• **WHAT TO WORK ON**:
Find each line containing the string "Theory". Copy it.

• **Dataset items**:
────────────────────────────────────────

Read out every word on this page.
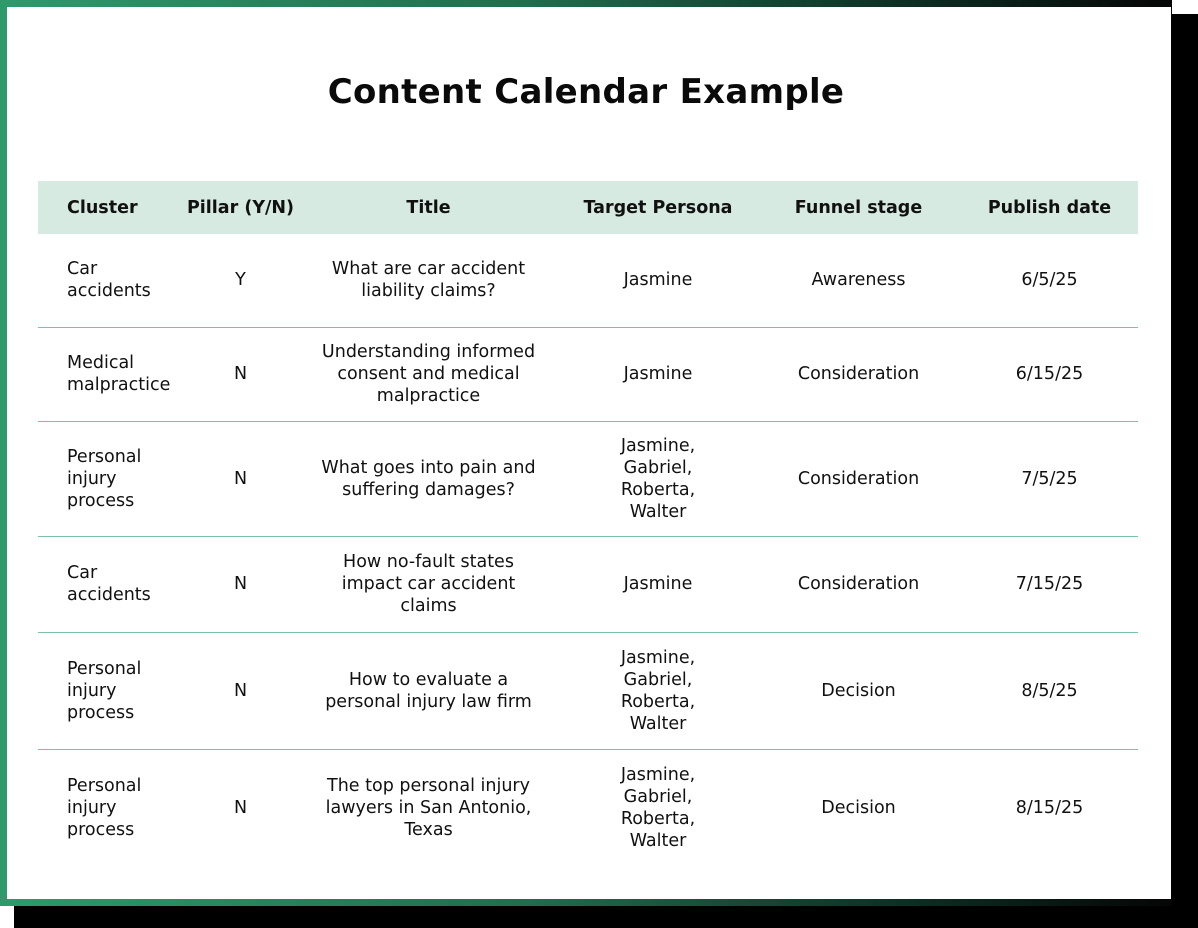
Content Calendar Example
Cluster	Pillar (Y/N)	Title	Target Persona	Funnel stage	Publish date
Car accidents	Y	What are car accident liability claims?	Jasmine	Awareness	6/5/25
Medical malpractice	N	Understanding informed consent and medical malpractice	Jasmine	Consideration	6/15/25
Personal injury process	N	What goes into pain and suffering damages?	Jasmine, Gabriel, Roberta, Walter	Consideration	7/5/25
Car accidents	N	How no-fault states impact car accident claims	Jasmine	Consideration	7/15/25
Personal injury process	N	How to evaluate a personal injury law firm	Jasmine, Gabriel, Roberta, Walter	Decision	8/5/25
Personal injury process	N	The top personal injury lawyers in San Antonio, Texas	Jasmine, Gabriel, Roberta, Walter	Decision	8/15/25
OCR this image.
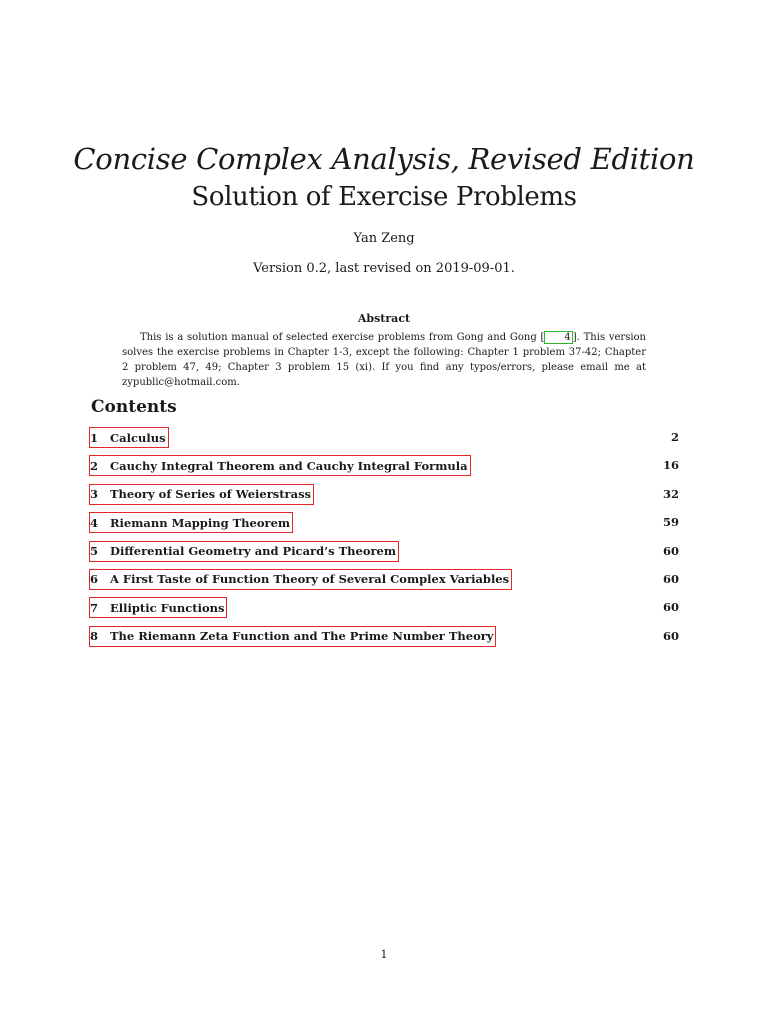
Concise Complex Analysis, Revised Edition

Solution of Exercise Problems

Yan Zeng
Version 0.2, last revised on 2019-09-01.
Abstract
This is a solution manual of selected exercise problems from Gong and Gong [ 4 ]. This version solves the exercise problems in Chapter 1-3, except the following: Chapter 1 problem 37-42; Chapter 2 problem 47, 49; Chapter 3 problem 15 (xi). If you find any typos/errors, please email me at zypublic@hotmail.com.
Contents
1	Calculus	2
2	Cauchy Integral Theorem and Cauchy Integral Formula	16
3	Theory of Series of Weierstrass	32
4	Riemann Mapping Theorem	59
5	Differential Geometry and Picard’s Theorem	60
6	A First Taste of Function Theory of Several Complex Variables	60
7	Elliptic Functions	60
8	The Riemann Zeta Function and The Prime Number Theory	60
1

────────────────────────────────────────

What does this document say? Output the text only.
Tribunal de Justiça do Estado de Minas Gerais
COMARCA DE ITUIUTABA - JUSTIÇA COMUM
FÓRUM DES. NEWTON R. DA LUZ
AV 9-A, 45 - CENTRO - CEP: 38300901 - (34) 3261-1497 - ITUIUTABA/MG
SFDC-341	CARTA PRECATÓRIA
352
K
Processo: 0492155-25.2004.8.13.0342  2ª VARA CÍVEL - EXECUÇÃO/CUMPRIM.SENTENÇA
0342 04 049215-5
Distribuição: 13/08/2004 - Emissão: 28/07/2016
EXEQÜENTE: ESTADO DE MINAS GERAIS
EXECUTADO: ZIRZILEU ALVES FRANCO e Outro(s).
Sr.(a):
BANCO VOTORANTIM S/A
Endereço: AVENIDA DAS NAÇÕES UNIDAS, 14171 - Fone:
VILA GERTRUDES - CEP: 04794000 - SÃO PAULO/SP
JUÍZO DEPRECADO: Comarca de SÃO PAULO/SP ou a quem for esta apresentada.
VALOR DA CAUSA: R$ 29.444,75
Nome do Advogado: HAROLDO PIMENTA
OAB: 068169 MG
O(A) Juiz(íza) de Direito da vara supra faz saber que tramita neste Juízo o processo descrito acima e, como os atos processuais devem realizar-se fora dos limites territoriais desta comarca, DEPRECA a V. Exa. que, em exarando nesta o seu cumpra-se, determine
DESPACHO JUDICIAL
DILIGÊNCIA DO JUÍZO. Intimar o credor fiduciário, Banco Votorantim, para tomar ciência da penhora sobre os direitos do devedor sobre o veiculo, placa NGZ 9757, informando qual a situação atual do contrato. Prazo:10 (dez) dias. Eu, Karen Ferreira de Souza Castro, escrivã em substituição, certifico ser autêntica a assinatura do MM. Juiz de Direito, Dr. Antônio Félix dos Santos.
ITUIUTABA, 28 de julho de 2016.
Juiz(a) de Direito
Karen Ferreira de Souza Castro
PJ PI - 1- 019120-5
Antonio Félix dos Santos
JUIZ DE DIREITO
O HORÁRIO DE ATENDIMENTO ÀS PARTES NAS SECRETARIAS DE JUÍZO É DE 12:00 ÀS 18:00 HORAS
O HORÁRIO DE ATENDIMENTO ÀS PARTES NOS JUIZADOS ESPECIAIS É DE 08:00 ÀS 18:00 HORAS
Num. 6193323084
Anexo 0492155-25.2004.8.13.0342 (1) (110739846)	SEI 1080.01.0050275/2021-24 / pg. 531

────────────────────────────────────────

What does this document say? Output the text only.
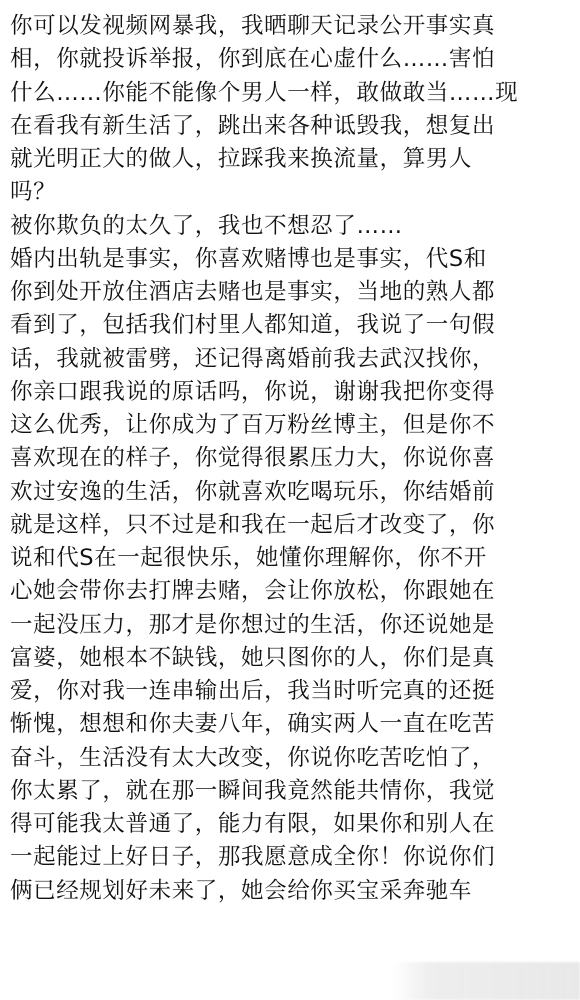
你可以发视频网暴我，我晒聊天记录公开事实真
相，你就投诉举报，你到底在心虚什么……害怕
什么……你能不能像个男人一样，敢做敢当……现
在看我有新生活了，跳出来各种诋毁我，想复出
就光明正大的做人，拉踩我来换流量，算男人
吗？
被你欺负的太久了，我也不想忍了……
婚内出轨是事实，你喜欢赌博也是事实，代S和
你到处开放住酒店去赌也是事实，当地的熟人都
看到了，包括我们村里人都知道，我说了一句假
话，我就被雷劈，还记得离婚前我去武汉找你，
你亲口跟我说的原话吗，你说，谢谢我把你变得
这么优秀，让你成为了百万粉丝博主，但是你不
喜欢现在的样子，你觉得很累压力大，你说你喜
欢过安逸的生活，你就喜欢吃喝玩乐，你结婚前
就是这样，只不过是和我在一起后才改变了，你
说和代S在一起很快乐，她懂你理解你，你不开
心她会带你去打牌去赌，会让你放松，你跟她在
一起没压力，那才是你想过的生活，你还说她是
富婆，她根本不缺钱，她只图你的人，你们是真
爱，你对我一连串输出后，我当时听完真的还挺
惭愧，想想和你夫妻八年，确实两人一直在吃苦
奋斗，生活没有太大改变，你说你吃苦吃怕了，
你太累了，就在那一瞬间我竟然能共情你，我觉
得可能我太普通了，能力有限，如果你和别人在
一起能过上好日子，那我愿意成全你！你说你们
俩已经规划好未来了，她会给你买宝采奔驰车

────────────────────────────────────────

• **THE OUTPUT**:
3	Theory of Series of Weierstrass	32
6	A First Taste of Function Theory of Several Complex Variables	60
8	The Riemann Zeta Function and The Prime Number Theory	60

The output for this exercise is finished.